• _Your objective_
Write the next part of the essay on Ireland's counter-revolution and the 1921 peace moves, picking up after its final sentence; the listing that follows it is not part of that essay.

** BEGIN Text shown **

ISSUE 31November 1993

Class Struggle and National Liberation

Counter-revolution in Ireland


by Erna Bennett

V – Preparations for Compromise

The English government, believing that victory was almost within its grasp, interpreted Irish peace feelers as growing signs of weakness. All that was needed, they felt, was one last assault on what they called the “Sinn Fein murder gang”. But such a plan was not a simple matter for the English government and ruling class in 1921.

Its military advisers estimated that something like 100,000 troops supported by a corresponding weight of armour would be needed to do the job, but how could these be diverted to Ireland when troops and tanks were needed to deal with striking miners in the South Wales coalfields, and when social unrest in the very heart of the empire had awakened the spectre of “red trench mortars on the roof of the Ritz”?38 Faced by their own domestic social crisis of unprecedented gravity, the London government’s plans for repressive measures in Ireland had to be tempered with discretion.

This, of course, did not prevent the extension of existing measures or the more aggressive deployment of their existing forces. At the same time, however, peace moves were covertly encouraged. London found a suitable emissary in the person of the Australian Archbishop Clune of Perth. While he was exploring the reactions of Griffith, president of Sinn Fein, and Michael Collins, the IRA’s legendary director of intelligence, to the notion of peace talks, London extended the application of the death penalty, and declared martial law in most of the province of Munster. British troops sacked Cork city. A few days later, martial law was extended to part of the province of Leinster. Behind the scenes, however, “British officials ... were encouraged to make contact with the republican leaders”.39

Griffith thought the British proposals so discretely conveyed by Archbishop Clune seemed “to require no surrender of principle on Ireland’s part”.40 Collins, however, suspected that the English prime minister “was trying with under-the-counter peace offers to tempt any Irish leader who might be weakening to break away from the others”,41 and he made it clear that he did not believe there was a particle of sincerity behind these manoeuvres.

** END Text shown **
** BEGIN Stored data **

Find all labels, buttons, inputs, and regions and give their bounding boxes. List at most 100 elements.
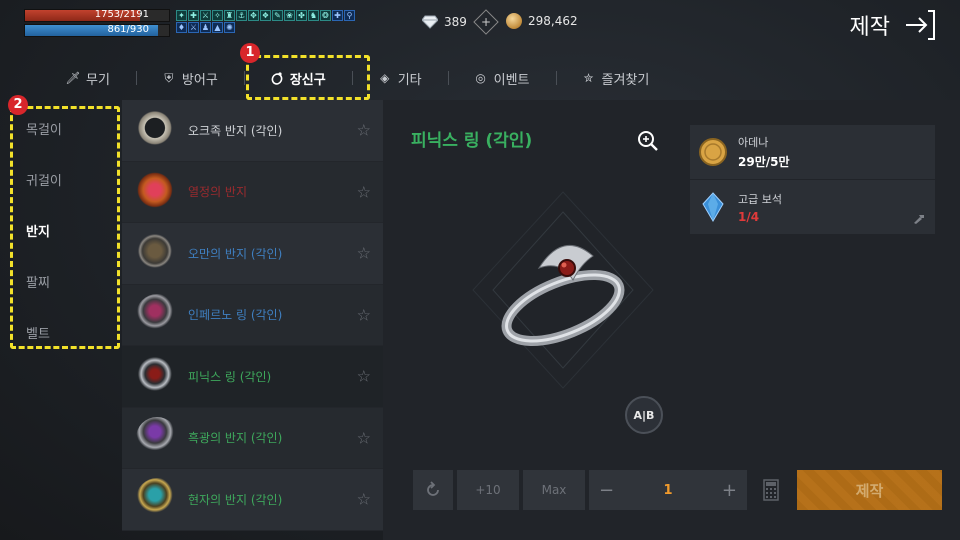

** END Stored data **

• _Response for this exercise_
In Collins’ view, they merely showed “a great desire on the part of the British to have the public believe that they desired peace. It is our business to prevent them from continuing this deception”.42 And yet no less a person than Eamon de Valera, the president of the Dail, believed that the morale of the Irish people was weakening, and urged a delaying policy rather than a more aggressive one, with an easing off of attacks on the enemy.43

Suggestions have been made by many historians, among them Dorothy Macardle in her authoritative study on the independence struggle, that the IRA, its “active force ... greatly reduced by captures” and critically short of ammunition,44 was weakening, and that the British were assuming the initiative. This view is not supported by the records, which show a marked rise in the number of IRA attacks and in casualties inflicted on British forces in the months leading up to the truce, after the elimination of the core of the British military intelligence network in Collins’ purge of November 1920.45

Collins’ known plans for an increase in IRA activity, subsequently frustrated by the truce, also conflict with the suggestion that the republican forces were near the point of exhaustion which is often expressed by supporters of the compromise which brought the Irish revolution to an end. Collins’ view, moreover, suggests that at least as late as July 1921 when the truce came into effect, he was not a member of the compromise party that was then emerging on the Irish side, whatever might have been his position subsequently.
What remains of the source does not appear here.